Dataset excerpts:
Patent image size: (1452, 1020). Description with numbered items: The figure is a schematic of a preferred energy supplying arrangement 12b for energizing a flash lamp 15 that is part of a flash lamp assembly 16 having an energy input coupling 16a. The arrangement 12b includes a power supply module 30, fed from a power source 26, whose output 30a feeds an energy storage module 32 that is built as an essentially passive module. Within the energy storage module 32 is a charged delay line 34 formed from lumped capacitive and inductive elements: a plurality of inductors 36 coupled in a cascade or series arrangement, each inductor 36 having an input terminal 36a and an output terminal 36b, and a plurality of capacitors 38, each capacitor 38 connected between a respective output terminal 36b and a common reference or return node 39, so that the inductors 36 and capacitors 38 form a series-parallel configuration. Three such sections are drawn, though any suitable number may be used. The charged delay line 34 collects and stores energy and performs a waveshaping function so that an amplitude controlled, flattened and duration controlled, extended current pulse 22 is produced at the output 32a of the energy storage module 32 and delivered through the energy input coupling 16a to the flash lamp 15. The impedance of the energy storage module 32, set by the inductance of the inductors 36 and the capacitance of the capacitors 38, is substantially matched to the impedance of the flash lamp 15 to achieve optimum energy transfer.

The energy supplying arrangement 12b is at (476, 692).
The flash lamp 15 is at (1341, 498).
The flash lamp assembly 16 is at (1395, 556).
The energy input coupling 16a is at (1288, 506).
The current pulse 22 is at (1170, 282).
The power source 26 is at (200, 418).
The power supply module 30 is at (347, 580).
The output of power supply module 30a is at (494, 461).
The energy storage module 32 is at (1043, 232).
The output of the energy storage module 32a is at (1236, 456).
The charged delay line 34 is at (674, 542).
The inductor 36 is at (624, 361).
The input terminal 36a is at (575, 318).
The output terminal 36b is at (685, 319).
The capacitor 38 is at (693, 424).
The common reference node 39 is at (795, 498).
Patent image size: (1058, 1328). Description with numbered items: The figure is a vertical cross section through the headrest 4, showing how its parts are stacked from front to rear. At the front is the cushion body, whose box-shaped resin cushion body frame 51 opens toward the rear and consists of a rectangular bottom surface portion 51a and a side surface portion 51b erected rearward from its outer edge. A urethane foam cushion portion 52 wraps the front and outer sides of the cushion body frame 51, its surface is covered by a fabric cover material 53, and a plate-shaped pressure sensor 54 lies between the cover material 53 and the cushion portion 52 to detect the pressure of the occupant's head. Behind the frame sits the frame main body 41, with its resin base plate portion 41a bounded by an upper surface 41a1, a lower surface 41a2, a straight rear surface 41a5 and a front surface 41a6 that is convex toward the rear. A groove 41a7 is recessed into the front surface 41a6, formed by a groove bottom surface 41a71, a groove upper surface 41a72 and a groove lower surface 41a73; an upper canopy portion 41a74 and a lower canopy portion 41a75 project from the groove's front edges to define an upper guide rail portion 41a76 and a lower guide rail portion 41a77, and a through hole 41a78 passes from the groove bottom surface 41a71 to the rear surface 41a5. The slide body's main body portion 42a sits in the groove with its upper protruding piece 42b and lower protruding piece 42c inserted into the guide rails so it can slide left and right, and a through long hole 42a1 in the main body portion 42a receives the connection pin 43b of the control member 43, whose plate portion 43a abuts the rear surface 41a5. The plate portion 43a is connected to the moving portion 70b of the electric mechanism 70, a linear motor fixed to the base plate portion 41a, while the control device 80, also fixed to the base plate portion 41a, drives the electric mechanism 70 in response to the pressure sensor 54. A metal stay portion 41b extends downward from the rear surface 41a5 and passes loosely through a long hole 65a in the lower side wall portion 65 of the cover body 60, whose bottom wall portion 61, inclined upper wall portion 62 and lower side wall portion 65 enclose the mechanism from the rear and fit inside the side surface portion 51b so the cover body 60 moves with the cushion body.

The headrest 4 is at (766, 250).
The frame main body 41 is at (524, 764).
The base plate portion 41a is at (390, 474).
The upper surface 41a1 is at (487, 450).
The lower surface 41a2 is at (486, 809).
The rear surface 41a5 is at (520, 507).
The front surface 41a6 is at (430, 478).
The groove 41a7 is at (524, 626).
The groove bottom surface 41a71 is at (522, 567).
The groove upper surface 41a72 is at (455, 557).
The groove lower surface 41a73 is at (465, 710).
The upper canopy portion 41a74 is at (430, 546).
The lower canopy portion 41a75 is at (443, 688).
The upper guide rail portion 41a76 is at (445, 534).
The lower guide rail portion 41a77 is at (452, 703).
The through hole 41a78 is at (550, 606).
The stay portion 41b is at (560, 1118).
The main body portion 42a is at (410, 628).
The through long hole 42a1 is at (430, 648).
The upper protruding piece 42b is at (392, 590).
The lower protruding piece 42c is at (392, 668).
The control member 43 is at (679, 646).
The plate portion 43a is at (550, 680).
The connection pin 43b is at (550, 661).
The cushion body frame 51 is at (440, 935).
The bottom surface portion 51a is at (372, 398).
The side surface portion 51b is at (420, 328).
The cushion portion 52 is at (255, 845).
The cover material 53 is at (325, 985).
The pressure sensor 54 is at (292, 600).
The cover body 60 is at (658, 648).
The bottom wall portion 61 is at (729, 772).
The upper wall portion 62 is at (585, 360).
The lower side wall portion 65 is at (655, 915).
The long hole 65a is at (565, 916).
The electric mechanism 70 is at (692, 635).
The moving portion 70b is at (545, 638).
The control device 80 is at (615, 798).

Instructions to follow: Please rewrite the listing above as a JSON list of strings, one string for each line, and leave out the blank lines.

Response:
[
  "Patent image size: (1452, 1020). Description with numbered items: The figure is a schematic of a preferred energy supplying arrangement 12b for energizing a flash lamp 15 that is part of a flash lamp assembly 16 having an energy input coupling 16a. The arrangement 12b includes a power supply module 30, fed from a power source 26, whose output 30a feeds an energy storage module 32 that is built as an essentially passive module. Within the energy storage module 32 is a charged delay line 34 formed from lumped capacitive and inductive elements: a plurality of inductors 36 coupled in a cascade or series arrangement, each inductor 36 having an input terminal 36a and an output terminal 36b, and a plurality of capacitors 38, each capacitor 38 connected between a respective output terminal 36b and a common reference or return node 39, so that the inductors 36 and capacitors 38 form a series-parallel configuration. Three such sections are drawn, though any suitable number may be used. The charged delay line 34 collects and stores energy and performs a waveshaping function so that an amplitude controlled, flattened and duration controlled, extended current pulse 22 is produced at the output 32a of the energy storage module 32 and delivered through the energy input coupling 16a to the flash lamp 15. The impedance of the energy storage module 32, set by the inductance of the inductors 36 and the capacitance of the capacitors 38, is substantially matched to the impedance of the flash lamp 15 to achieve optimum energy transfer.",
  "The energy supplying arrangement 12b is at (476, 692).",
  "The flash lamp 15 is at (1341, 498).",
  "The flash lamp assembly 16 is at (1395, 556).",
  "The energy input coupling 16a is at (1288, 506).",
  "The current pulse 22 is at (1170, 282).",
  "The power source 26 is at (200, 418).",
  "The power supply module 30 is at (347, 580).",
  "The output of power supply module 30a is at (494, 461).",
  "The energy storage module 32 is at (1043, 232).",
  "The output of the energy storage module 32a is at (1236, 456).",
  "The charged delay line 34 is at (674, 542).",
  "The inductor 36 is at (624, 361).",
  "The input terminal 36a is at (575, 318).",
  "The output terminal 36b is at (685, 319).",
  "The capacitor 38 is at (693, 424).",
  "The common reference node 39 is at (795, 498).",
  "Patent image size: (1058, 1328). Description with numbered items: The figure is a vertical cross section through the headrest 4, showing how its parts are stacked from front to rear. At the front is the cushion body, whose box-shaped resin cushion body frame 51 opens toward the rear and consists of a rectangular bottom surface portion 51a and a side surface portion 51b erected rearward from its outer edge. A urethane foam cushion portion 52 wraps the front and outer sides of the cushion body frame 51, its surface is covered by a fabric cover material 53, and a plate-shaped pressure sensor 54 lies between the cover material 53 and the cushion portion 52 to detect the pressure of the occupant's head. Behind the frame sits the frame main body 41, with its resin base plate portion 41a bounded by an upper surface 41a1, a lower surface 41a2, a straight rear surface 41a5 and a front surface 41a6 that is convex toward the rear. A groove 41a7 is recessed into the front surface 41a6, formed by a groove bottom surface 41a71, a groove upper surface 41a72 and a groove lower surface 41a73; an upper canopy portion 41a74 and a lower canopy portion 41a75 project from the groove's front edges to define an upper guide rail portion 41a76 and a lower guide rail portion 41a77, and a through hole 41a78 passes from the groove bottom surface 41a71 to the rear surface 41a5. The slide body's main body portion 42a sits in the groove with its upper protruding piece 42b and lower protruding piece 42c inserted into the guide rails so it can slide left and right, and a through long hole 42a1 in the main body portion 42a receives the connection pin 43b of the control member 43, whose plate portion 43a abuts the rear surface 41a5. The plate portion 43a is connected to the moving portion 70b of the electric mechanism 70, a linear motor fixed to the base plate portion 41a, while the control device 80, also fixed to the base plate portion 41a, drives the electric mechanism 70 in response to the pressure sensor 54. A metal stay portion 41b extends downward from the rear surface 41a5 and passes loosely through a long hole 65a in the lower side wall portion 65 of the cover body 60, whose bottom wall portion 61, inclined upper wall portion 62 and lower side wall portion 65 enclose the mechanism from the rear and fit inside the side surface portion 51b so the cover body 60 moves with the cushion body.",
  "The headrest 4 is at (766, 250).",
  "The frame main body 41 is at (524, 764).",
  "The base plate portion 41a is at (390, 474).",
  "The upper surface 41a1 is at (487, 450).",
  "The lower surface 41a2 is at (486, 809).",
  "The rear surface 41a5 is at (520, 507).",
  "The front surface 41a6 is at (430, 478).",
  "The groove 41a7 is at (524, 626).",
  "The groove bottom surface 41a71 is at (522, 567).",
  "The groove upper surface 41a72 is at (455, 557).",
  "The groove lower surface 41a73 is at (465, 710).",
  "The upper canopy portion 41a74 is at (430, 546).",
  "The lower canopy portion 41a75 is at (443, 688).",
  "The upper guide rail portion 41a76 is at (445, 534).",
  "The lower guide rail portion 41a77 is at (452, 703).",
  "The through hole 41a78 is at (550, 606).",
  "The stay portion 41b is at (560, 1118).",
  "The main body portion 42a is at (410, 628).",
  "The through long hole 42a1 is at (430, 648).",
  "The upper protruding piece 42b is at (392, 590).",
  "The lower protruding piece 42c is at (392, 668).",
  "The control member 43 is at (679, 646).",
  "The plate portion 43a is at (550, 680).",
  "The connection pin 43b is at (550, 661).",
  "The cushion body frame 51 is at (440, 935).",
  "The bottom surface portion 51a is at (372, 398).",
  "The side surface portion 51b is at (420, 328).",
  "The cushion portion 52 is at (255, 845).",
  "The cover material 53 is at (325, 985).",
  "The pressure sensor 54 is at (292, 600).",
  "The cover body 60 is at (658, 648).",
  "The bottom wall portion 61 is at (729, 772).",
  "The upper wall portion 62 is at (585, 360).",
  "The lower side wall portion 65 is at (655, 915).",
  "The long hole 65a is at (565, 916).",
  "The electric mechanism 70 is at (692, 635).",
  "The moving portion 70b is at (545, 638).",
  "The control device 80 is at (615, 798)."
]